Copy out all the records, word for word.

Dataset records:
------------------------------------------------------------

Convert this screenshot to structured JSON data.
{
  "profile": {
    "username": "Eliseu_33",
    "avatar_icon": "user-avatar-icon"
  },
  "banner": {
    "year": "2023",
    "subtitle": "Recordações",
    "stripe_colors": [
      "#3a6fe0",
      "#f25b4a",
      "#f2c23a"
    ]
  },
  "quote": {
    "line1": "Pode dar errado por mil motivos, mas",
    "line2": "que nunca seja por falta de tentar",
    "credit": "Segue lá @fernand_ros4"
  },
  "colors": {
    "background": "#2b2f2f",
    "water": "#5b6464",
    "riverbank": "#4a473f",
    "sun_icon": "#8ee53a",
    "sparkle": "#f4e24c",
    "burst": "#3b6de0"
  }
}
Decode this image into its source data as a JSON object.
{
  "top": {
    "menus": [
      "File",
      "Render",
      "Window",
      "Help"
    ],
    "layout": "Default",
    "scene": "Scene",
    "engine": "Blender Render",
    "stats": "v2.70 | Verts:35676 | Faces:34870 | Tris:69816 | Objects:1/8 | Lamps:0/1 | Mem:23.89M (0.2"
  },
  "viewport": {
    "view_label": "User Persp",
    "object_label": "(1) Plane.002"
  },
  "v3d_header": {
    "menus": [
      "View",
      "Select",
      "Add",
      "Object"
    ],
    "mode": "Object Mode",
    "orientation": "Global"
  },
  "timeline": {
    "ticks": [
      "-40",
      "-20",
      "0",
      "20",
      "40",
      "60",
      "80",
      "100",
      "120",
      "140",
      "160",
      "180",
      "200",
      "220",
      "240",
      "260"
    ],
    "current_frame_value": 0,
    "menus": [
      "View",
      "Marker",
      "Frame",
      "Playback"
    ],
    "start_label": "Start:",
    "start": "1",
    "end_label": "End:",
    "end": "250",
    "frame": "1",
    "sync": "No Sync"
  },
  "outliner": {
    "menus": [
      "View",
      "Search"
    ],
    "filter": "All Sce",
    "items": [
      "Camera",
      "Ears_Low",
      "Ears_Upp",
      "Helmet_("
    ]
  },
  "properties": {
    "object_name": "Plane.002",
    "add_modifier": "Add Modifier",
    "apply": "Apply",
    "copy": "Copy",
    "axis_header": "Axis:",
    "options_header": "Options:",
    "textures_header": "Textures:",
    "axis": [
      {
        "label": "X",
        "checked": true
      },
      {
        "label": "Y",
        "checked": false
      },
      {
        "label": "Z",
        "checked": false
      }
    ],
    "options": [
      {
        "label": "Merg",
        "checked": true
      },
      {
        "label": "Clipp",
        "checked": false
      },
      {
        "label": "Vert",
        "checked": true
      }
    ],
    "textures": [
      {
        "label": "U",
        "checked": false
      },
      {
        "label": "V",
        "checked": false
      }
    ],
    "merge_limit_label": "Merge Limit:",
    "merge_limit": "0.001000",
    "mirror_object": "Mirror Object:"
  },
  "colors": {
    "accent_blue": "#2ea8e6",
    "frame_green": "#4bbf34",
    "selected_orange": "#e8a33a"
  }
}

------------------------------------------------------------

* _Exercise answer_:
Convert this screenshot to structured JSON data.
{
  "profile": {
    "username": "Eliseu_33",
    "avatar_icon": "user-avatar-icon"
  },
  "banner": {
    "year": "2023",
    "subtitle": "Recordações",
    "stripe_colors": [
      "#3a6fe0",
      "#f25b4a",
      "#f2c23a"
    ]
  },
  "quote": {
    "line1": "Pode dar errado por mil motivos, mas",
    "line2": "que nunca seja por falta de tentar",
    "credit": "Segue lá @fernand_ros4"
  },
  "colors": {
    "background": "#2b2f2f",
    "water": "#5b6464",
    "riverbank": "#4a473f",
    "sun_icon": "#8ee53a",
    "sparkle": "#f4e24c",
    "burst": "#3b6de0"
  }
}
Decode this image into its source data as a JSON object.
{
  "top": {
    "menus": [
      "File",
      "Render",
      "Window",
      "Help"
    ],
    "layout": "Default",
    "scene": "Scene",
    "engine": "Blender Render",
    "stats": "v2.70 | Verts:35676 | Faces:34870 | Tris:69816 | Objects:1/8 | Lamps:0/1 | Mem:23.89M (0.2"
  },
  "viewport": {
    "view_label": "User Persp",
    "object_label": "(1) Plane.002"
  },
  "v3d_header": {
    "menus": [
      "View",
      "Select",
      "Add",
      "Object"
    ],
    "mode": "Object Mode",
    "orientation": "Global"
  },
  "timeline": {
    "ticks": [
      "-40",
      "-20",
      "0",
      "20",
      "40",
      "60",
      "80",
      "100",
      "120",
      "140",
      "160",
      "180",
      "200",
      "220",
      "240",
      "260"
    ],
    "current_frame_value": 0,
    "menus": [
      "View",
      "Marker",
      "Frame",
      "Playback"
    ],
    "start_label": "Start:",
    "start": "1",
    "end_label": "End:",
    "end": "250",
    "frame": "1",
    "sync": "No Sync"
  },
  "outliner": {
    "menus": [
      "View",
      "Search"
    ],
    "filter": "All Sce",
    "items": [
      "Camera",
      "Ears_Low",
      "Ears_Upp",
      "Helmet_("
    ]
  },
  "properties": {
    "object_name": "Plane.002",
    "add_modifier": "Add Modifier",
    "apply": "Apply",
    "copy": "Copy",
    "axis_header": "Axis:",
    "options_header": "Options:",
    "textures_header": "Textures:",
    "axis": [
      {
        "label": "X",
        "checked": true
      },
      {
        "label": "Y",
        "checked": false
      },
      {
        "label": "Z",
        "checked": false
      }
    ],
    "options": [
      {
        "label": "Merg",
        "checked": true
      },
      {
        "label": "Clipp",
        "checked": false
      },
      {
        "label": "Vert",
        "checked": true
      }
    ],
    "textures": [
      {
        "label": "U",
        "checked": false
      },
      {
        "label": "V",
        "checked": false
      }
    ],
    "merge_limit_label": "Merge Limit:",
    "merge_limit": "0.001000",
    "mirror_object": "Mirror Object:"
  },
  "colors": {
    "accent_blue": "#2ea8e6",
    "frame_green": "#4bbf34",
    "selected_orange": "#e8a33a"
  }
}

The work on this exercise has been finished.